Problem description
Change every "code-line" to "code-row" in the items between the line holding "q6-case-3: −x² +" and the line holding "code-line: END IF [136, 770, 178, 785]", inclusive, and give back only those lines with nothing else altered.

Given entries
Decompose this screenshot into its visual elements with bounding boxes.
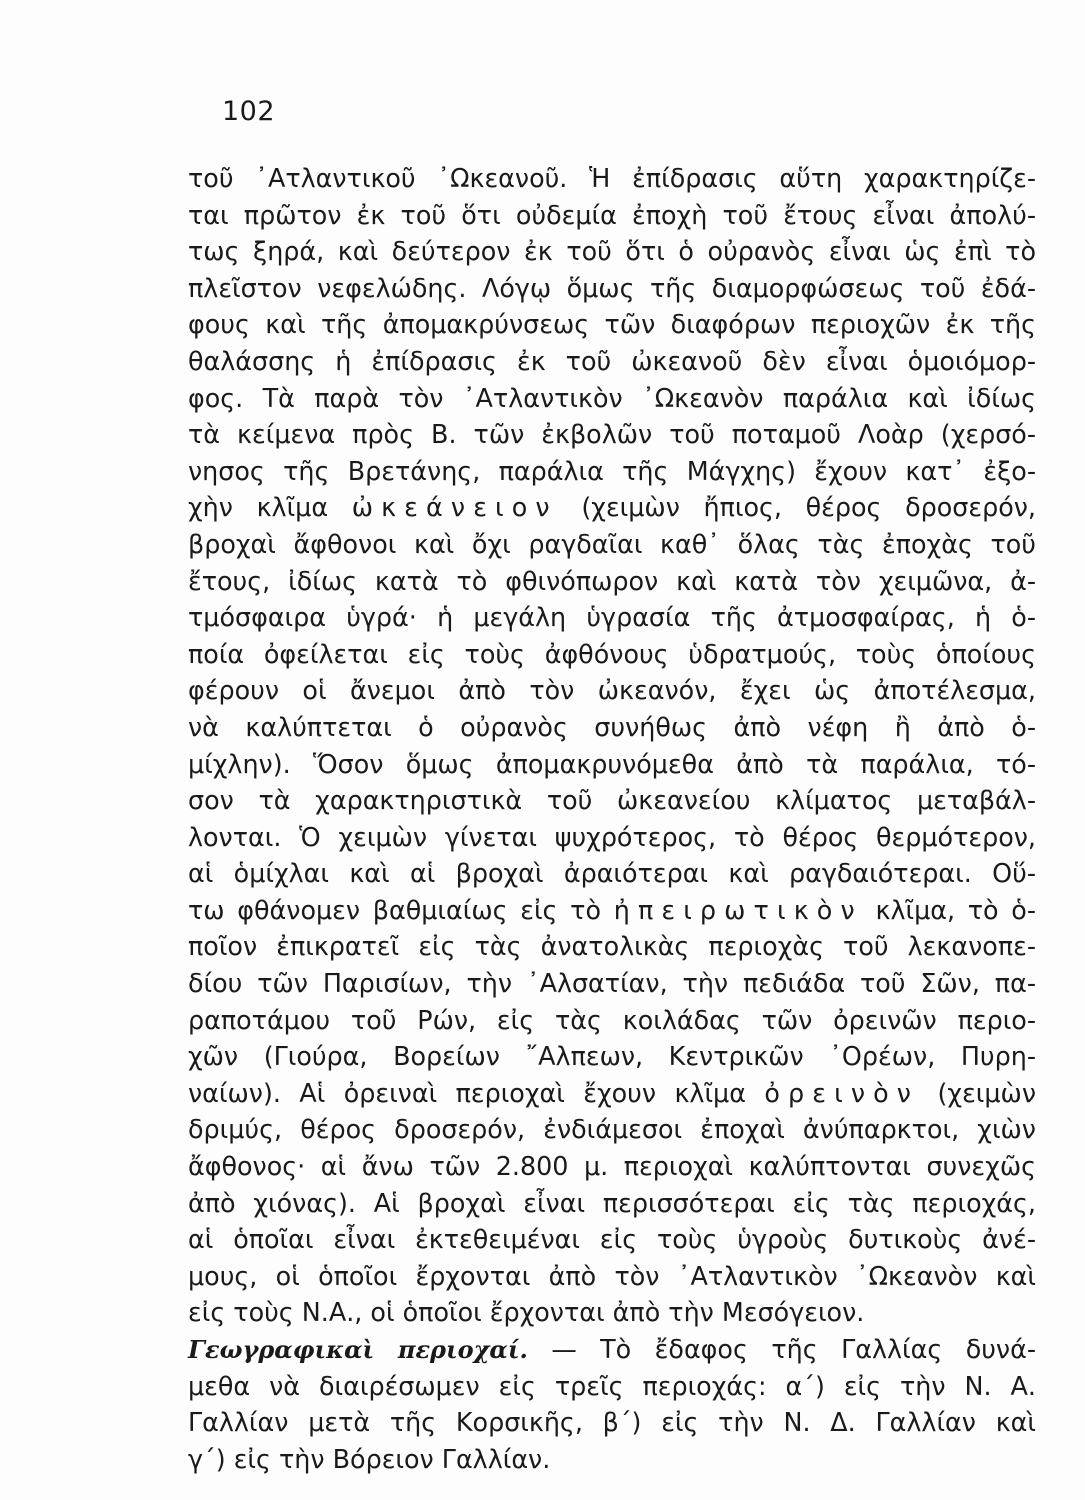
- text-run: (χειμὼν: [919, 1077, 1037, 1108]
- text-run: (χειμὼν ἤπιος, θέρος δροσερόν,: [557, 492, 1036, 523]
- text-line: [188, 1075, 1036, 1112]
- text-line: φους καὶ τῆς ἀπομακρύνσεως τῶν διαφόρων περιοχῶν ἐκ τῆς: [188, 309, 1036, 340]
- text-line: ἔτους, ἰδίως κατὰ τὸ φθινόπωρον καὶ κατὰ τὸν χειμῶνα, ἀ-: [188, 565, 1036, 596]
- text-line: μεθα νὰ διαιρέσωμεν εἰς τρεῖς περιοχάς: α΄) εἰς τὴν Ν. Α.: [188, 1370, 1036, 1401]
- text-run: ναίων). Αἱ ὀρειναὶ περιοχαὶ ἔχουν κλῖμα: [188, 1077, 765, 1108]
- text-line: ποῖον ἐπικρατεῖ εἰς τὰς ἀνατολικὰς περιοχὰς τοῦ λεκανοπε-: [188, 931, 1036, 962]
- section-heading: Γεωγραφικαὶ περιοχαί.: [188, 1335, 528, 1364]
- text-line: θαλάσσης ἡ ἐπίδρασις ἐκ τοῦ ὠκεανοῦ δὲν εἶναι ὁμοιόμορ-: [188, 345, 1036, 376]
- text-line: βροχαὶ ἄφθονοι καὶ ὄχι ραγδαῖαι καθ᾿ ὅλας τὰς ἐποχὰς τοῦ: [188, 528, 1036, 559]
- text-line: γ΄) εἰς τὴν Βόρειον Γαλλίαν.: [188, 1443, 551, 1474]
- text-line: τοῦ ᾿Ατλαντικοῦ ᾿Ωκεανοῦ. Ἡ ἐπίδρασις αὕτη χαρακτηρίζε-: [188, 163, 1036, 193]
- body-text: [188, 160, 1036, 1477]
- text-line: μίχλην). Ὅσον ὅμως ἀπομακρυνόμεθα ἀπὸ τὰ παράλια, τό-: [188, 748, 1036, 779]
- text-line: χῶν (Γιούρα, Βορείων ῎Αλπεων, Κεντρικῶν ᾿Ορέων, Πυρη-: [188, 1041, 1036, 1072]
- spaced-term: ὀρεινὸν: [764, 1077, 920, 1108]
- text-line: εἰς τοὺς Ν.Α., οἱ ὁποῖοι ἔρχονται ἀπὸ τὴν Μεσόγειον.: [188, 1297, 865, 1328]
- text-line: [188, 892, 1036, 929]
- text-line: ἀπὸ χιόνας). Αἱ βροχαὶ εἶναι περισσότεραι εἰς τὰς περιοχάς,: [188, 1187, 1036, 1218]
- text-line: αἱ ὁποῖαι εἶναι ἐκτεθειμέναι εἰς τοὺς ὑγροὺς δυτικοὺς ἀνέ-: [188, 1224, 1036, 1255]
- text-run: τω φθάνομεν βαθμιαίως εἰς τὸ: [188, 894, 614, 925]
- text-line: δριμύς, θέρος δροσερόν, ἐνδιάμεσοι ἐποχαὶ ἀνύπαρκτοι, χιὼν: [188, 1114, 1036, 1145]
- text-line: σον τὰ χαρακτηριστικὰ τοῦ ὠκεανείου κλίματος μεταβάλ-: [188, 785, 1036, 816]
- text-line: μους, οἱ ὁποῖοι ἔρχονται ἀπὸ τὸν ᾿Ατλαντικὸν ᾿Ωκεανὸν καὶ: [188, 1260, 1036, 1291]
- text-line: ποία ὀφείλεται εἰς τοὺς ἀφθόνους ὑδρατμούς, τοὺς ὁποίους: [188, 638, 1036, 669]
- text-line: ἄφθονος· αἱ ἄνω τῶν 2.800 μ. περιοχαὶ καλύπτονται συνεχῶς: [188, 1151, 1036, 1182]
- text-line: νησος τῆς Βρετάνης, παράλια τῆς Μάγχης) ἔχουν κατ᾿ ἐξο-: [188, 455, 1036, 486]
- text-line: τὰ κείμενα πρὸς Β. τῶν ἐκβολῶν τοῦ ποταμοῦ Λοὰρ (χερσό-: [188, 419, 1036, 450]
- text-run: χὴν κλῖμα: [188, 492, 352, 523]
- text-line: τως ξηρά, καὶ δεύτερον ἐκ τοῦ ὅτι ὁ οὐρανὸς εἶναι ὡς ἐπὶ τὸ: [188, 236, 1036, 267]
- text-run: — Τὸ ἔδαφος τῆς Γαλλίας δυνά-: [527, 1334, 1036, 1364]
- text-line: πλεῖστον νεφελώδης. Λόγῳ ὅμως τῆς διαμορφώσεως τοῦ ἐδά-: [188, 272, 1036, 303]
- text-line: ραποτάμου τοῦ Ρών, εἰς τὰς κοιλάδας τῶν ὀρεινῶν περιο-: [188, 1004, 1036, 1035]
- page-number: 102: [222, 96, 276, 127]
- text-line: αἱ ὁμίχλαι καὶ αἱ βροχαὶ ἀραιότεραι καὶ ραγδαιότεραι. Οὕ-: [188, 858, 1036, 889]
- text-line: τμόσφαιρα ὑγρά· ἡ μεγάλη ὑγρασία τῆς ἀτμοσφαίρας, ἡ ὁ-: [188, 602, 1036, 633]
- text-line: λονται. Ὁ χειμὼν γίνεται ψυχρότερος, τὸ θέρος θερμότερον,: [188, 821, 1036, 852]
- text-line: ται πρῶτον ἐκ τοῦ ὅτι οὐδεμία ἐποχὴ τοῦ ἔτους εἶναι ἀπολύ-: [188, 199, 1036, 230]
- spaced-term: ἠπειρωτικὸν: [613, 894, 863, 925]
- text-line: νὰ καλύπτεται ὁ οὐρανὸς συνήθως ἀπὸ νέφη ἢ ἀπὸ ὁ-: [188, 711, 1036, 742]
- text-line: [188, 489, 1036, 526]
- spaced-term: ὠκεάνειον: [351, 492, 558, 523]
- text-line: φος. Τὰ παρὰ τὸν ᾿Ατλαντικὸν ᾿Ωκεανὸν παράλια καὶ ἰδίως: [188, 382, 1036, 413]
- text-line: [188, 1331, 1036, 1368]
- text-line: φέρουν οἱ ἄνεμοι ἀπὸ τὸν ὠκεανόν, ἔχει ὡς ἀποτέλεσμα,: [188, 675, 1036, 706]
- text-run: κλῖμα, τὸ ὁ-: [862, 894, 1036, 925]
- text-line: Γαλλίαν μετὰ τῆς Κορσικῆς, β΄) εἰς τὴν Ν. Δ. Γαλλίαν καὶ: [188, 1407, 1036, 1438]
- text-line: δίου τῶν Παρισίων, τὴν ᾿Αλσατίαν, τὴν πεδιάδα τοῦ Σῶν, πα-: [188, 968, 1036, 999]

--

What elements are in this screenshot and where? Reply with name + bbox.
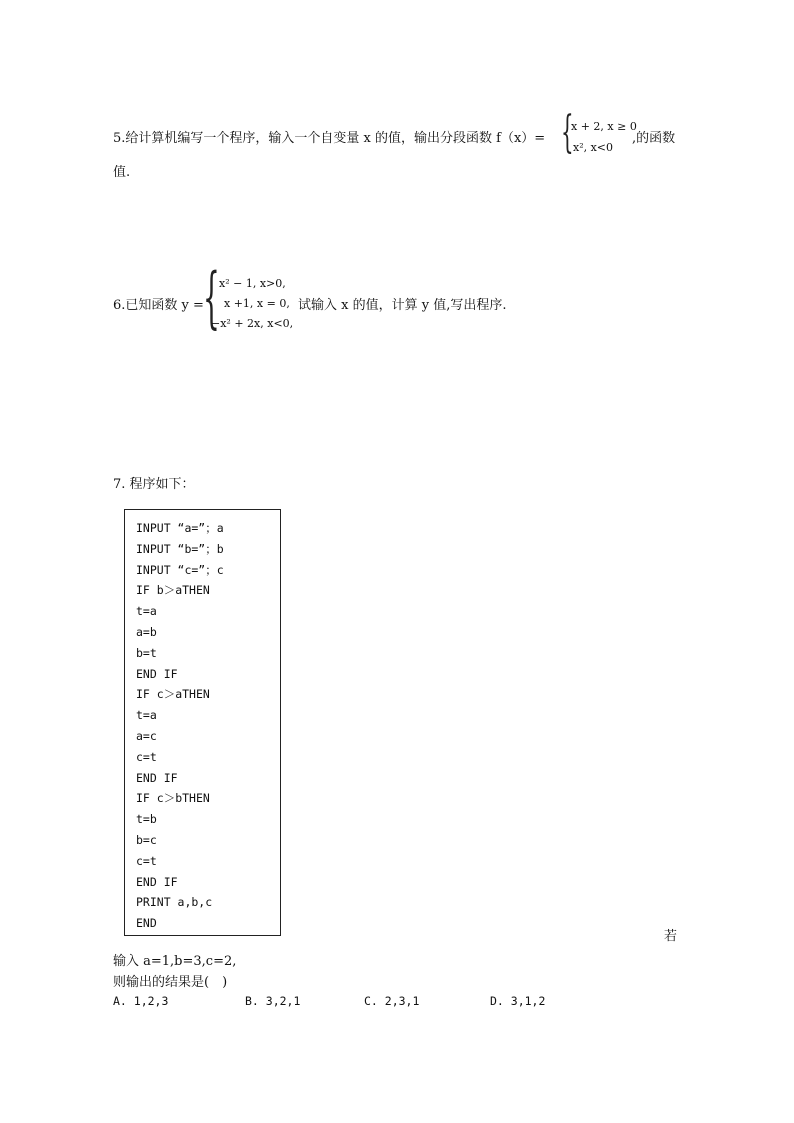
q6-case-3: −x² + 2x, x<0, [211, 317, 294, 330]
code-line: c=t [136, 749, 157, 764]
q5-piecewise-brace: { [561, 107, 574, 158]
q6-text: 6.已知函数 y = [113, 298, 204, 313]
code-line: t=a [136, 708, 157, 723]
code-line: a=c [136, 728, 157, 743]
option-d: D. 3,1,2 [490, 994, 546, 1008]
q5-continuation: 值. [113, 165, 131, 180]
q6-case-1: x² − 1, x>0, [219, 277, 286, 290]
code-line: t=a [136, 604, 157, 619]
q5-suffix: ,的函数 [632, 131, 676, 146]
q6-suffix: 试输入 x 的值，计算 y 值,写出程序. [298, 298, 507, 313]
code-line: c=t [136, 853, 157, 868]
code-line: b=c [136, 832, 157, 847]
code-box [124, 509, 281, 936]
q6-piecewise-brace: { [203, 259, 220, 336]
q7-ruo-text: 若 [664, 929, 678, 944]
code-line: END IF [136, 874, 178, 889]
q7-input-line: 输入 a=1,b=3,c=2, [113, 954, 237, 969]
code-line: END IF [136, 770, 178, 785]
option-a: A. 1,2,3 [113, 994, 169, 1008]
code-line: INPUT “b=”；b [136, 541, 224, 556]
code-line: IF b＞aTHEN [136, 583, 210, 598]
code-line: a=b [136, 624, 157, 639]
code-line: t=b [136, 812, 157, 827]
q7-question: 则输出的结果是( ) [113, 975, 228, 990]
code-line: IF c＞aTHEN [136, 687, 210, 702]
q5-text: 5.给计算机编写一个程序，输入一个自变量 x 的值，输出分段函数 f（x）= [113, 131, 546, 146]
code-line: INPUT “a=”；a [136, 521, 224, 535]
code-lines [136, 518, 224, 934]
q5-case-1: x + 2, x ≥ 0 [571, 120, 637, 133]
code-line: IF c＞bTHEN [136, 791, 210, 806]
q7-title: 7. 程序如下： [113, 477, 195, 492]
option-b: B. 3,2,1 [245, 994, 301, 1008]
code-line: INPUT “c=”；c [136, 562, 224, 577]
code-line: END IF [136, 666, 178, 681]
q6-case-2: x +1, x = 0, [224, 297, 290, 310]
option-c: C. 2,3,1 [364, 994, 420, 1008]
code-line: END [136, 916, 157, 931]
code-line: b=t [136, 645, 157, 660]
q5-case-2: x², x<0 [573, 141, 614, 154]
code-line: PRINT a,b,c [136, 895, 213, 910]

==

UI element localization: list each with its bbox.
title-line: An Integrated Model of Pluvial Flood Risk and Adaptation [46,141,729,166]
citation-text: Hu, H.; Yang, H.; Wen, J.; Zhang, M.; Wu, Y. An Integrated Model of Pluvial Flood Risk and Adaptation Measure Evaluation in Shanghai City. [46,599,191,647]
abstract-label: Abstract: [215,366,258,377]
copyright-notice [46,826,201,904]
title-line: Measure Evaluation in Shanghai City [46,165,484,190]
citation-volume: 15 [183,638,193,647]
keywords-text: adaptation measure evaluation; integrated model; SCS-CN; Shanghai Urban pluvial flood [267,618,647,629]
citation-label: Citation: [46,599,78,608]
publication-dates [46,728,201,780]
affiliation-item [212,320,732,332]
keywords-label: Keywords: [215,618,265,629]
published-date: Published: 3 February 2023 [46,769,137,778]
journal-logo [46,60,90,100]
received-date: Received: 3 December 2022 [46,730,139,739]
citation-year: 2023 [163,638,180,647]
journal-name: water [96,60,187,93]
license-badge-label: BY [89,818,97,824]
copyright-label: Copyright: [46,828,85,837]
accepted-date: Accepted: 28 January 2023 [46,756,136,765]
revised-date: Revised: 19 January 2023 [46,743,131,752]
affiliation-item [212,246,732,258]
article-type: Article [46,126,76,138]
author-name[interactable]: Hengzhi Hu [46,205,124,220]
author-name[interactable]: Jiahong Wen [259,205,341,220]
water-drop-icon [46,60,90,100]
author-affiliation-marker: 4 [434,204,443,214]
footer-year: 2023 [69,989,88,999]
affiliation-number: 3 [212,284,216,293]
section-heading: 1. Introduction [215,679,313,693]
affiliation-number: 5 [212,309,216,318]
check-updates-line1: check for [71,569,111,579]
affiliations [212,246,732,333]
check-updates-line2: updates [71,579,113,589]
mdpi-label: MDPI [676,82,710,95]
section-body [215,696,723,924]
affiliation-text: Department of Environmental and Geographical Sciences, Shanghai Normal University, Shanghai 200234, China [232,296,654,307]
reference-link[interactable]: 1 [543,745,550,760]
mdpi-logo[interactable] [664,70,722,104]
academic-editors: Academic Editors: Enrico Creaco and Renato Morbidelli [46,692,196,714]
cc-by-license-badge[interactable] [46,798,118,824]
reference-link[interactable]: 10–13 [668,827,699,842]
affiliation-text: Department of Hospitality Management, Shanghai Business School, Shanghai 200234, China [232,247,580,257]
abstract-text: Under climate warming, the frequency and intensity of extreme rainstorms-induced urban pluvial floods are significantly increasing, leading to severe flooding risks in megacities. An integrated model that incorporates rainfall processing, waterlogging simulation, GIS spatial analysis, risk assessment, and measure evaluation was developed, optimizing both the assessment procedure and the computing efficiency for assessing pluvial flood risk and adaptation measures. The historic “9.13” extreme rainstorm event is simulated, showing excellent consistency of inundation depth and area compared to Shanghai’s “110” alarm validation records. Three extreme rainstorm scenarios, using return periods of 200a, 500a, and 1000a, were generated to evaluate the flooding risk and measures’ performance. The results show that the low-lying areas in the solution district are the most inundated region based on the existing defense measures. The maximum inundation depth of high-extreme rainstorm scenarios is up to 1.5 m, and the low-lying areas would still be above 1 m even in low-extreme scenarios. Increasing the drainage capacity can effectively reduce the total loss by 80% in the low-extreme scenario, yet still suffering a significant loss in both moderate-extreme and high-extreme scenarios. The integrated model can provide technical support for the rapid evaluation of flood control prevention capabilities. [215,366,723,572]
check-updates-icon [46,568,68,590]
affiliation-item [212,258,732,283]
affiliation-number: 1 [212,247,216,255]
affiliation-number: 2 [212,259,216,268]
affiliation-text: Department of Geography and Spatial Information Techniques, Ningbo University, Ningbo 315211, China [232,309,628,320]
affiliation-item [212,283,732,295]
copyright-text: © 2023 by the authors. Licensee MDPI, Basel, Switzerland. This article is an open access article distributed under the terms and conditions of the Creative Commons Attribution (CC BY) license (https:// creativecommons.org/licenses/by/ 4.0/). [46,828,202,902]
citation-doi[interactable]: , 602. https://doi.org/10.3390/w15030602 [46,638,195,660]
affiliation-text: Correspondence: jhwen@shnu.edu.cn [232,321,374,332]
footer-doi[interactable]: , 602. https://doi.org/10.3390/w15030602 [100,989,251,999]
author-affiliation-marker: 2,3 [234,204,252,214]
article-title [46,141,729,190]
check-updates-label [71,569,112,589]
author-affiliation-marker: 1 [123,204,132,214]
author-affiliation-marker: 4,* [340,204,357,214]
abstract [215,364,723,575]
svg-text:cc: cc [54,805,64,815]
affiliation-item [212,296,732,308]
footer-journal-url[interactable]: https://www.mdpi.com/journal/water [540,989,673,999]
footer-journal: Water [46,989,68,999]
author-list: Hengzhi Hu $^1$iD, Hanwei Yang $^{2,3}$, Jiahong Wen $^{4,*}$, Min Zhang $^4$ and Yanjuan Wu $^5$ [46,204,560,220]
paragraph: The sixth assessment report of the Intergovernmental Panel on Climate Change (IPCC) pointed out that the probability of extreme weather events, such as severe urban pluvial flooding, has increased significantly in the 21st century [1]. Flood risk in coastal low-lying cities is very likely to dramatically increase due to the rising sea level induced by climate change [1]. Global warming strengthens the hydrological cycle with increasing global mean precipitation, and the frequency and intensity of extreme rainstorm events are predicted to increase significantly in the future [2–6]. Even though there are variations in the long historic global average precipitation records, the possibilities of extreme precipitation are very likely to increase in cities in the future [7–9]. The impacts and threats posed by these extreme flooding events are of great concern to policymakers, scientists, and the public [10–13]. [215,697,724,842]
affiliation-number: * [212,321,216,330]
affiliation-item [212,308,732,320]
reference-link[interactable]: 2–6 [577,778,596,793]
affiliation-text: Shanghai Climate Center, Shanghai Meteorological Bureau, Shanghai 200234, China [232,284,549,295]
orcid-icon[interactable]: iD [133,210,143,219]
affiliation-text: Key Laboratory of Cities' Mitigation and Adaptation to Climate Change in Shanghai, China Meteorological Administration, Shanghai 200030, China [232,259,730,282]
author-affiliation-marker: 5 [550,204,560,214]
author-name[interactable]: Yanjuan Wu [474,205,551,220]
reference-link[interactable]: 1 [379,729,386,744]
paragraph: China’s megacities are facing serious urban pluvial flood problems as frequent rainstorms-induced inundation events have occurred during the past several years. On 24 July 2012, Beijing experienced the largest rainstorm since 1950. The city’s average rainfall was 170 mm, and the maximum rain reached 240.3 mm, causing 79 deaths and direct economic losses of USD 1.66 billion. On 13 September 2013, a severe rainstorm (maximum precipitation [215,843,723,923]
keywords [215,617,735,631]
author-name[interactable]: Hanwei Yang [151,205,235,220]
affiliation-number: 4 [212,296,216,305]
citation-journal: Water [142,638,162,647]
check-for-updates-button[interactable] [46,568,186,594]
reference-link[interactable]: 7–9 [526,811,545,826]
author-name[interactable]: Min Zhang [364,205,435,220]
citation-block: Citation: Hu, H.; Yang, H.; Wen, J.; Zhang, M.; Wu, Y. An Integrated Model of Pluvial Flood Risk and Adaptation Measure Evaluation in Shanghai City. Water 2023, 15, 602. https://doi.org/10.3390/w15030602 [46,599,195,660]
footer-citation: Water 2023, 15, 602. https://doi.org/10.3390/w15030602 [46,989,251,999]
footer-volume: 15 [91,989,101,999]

Expected output
q6-case-3: −x² + 2x, x<0, [211, 317, 294, 330]
code-row: c=t [136, 749, 157, 764]
q5-piecewise-brace: { [561, 107, 574, 158]
q6-text: 6.已知函数 y = [113, 298, 204, 313]
code-row: t=a [136, 708, 157, 723]
code-row: a=c [136, 728, 157, 743]
option-d: D. 3,1,2 [490, 994, 546, 1008]
q5-continuation: 值. [113, 165, 131, 180]
q6-case-1: x² − 1, x>0, [219, 277, 286, 290]
code-row: t=a [136, 604, 157, 619]
q5-suffix: ,的函数 [632, 131, 676, 146]
q6-suffix: 试输入 x 的值，计算 y 值,写出程序. [298, 298, 507, 313]
code-row: c=t [136, 853, 157, 868]
code-row: b=c [136, 832, 157, 847]
code-box [124, 509, 281, 936]
q6-piecewise-brace: { [203, 259, 220, 336]
q7-ruo-text: 若 [664, 929, 678, 944]
code-row: END IF [136, 874, 178, 889]
q7-input-line: 输入 a=1,b=3,c=2, [113, 954, 237, 969]
code-row: END IF [136, 770, 178, 785]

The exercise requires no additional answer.